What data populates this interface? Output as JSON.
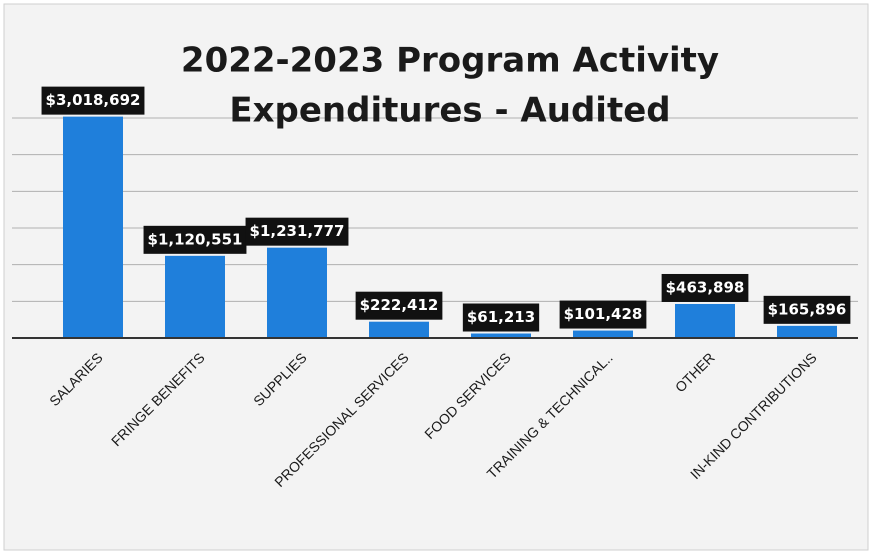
{
  "chart_data": {
    "type": "bar",
    "title_lines": [
      "2022-2023 Program Activity",
      "Expenditures - Audited"
    ],
    "categories": [
      "SALARIES",
      "FRINGE BENEFITS",
      "SUPPLIES",
      "PROFESSIONAL SERVICES",
      "FOOD SERVICES",
      "TRAINING & TECHNICAL..",
      "OTHER",
      "IN-KIND CONTRIBUTIONS"
    ],
    "values": [
      3018692,
      1120551,
      1231777,
      222412,
      61213,
      101428,
      463898,
      165896
    ],
    "value_labels": [
      "$3,018,692",
      "$1,120,551",
      "$1,231,777",
      "$222,412",
      "$61,213",
      "$101,428",
      "$463,898",
      "$165,896"
    ],
    "color": "#1f7fdb",
    "ylim": [
      0,
      3000000
    ],
    "yticks": [
      0,
      500000,
      1000000,
      1500000,
      2000000,
      2500000,
      3000000
    ],
    "grid": true
  }
}
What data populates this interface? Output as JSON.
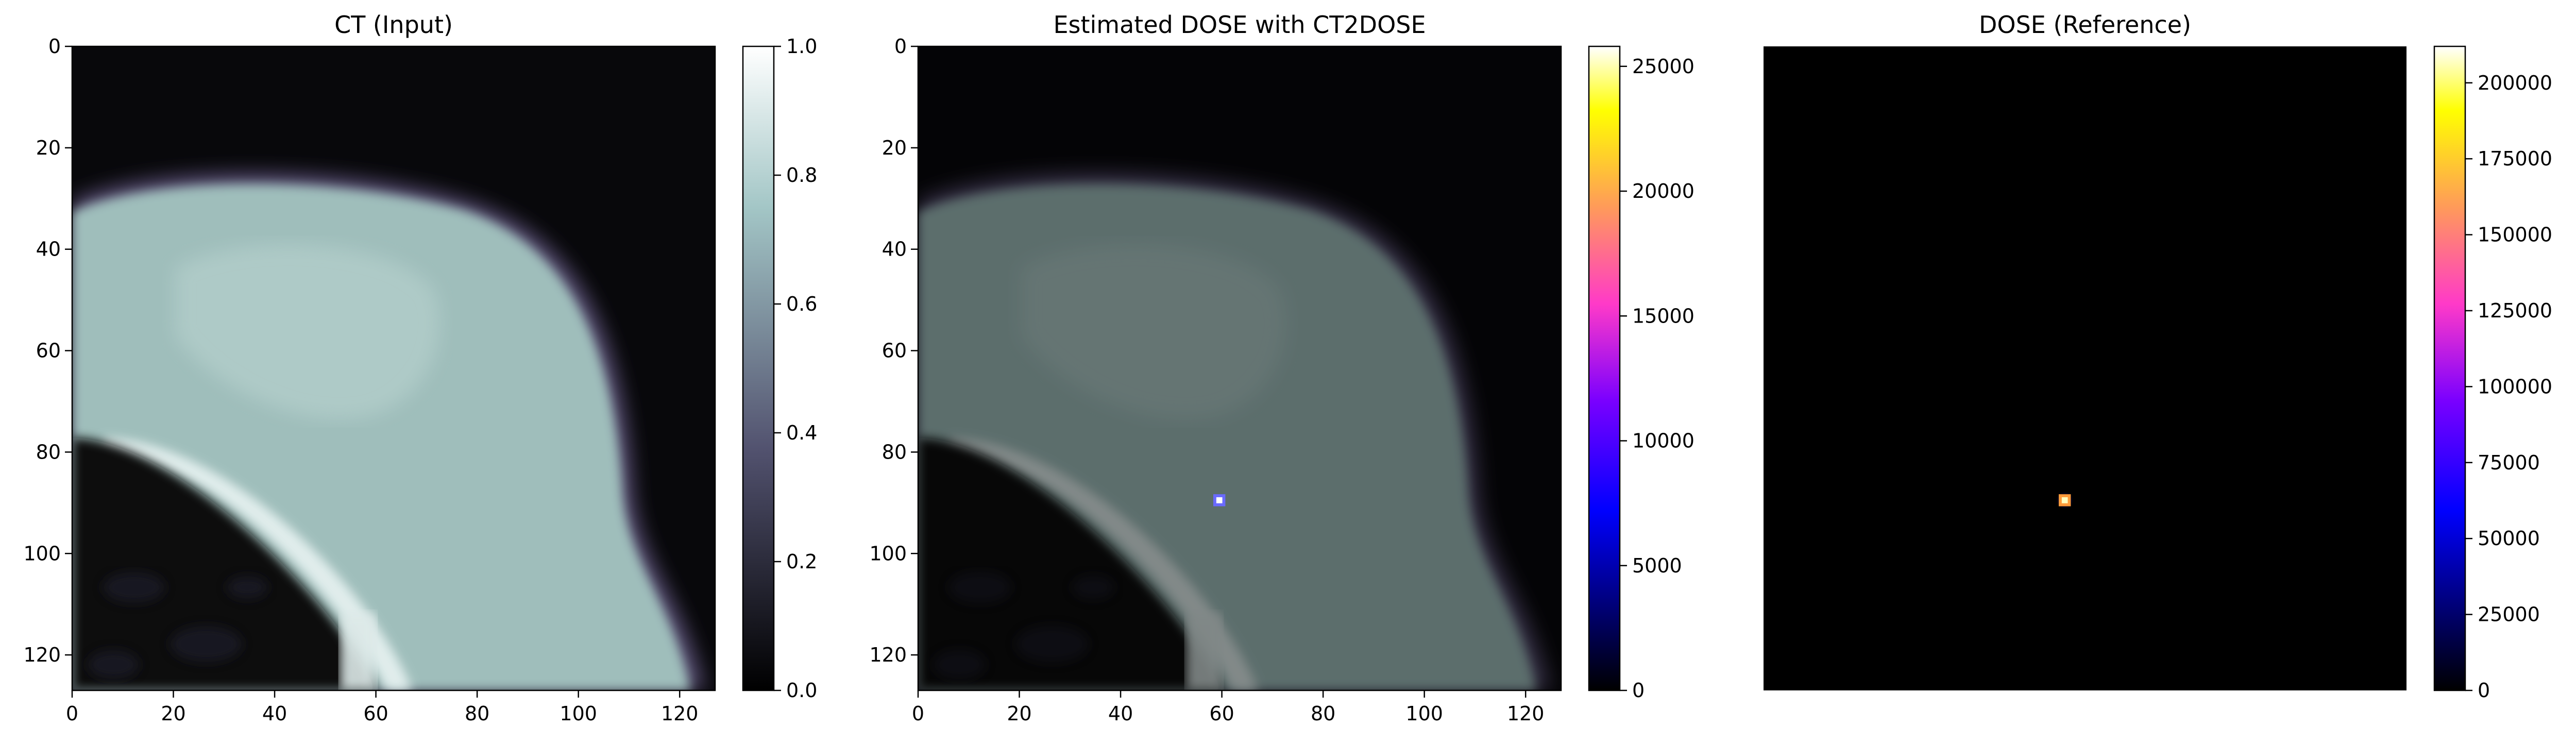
{
  "chart_data": [
    {
      "type": "heatmap",
      "title": "CT (Input)",
      "colormap": "bone",
      "xlim": [
        0,
        127
      ],
      "ylim": [
        127,
        0
      ],
      "x_ticks": [
        0,
        20,
        40,
        60,
        80,
        100,
        120
      ],
      "y_ticks": [
        0,
        20,
        40,
        60,
        80,
        100,
        120
      ],
      "colorbar": {
        "range": [
          0.0,
          1.0
        ],
        "ticks": [
          "0.0",
          "0.2",
          "0.4",
          "0.6",
          "0.8",
          "1.0"
        ]
      }
    },
    {
      "type": "heatmap",
      "title": "Estimated DOSE with CT2DOSE",
      "colormap": "gnuplot2 overlay on bone",
      "xlim": [
        0,
        127
      ],
      "ylim": [
        127,
        0
      ],
      "x_ticks": [
        0,
        20,
        40,
        60,
        80,
        100,
        120
      ],
      "y_ticks": [
        0,
        20,
        40,
        60,
        80,
        100,
        120
      ],
      "hotspot": {
        "x": 59,
        "y": 89
      },
      "colorbar": {
        "range": [
          0,
          25800
        ],
        "ticks": [
          "0",
          "5000",
          "10000",
          "15000",
          "20000",
          "25000"
        ]
      }
    },
    {
      "type": "heatmap",
      "title": "DOSE (Reference)",
      "colormap": "gnuplot2",
      "axes_visible": false,
      "hotspot": {
        "x": 59,
        "y": 89
      },
      "colorbar": {
        "range": [
          0,
          212000
        ],
        "ticks": [
          "0",
          "25000",
          "50000",
          "75000",
          "100000",
          "125000",
          "150000",
          "175000",
          "200000"
        ]
      }
    }
  ]
}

■ **Aim of the exercise**
List every line from the entries above in which "colormap" appears.

■ **Solution for this task**
      "colormap": "bone",
      "colormap": "gnuplot2 overlay on bone",
      "colormap": "gnuplot2",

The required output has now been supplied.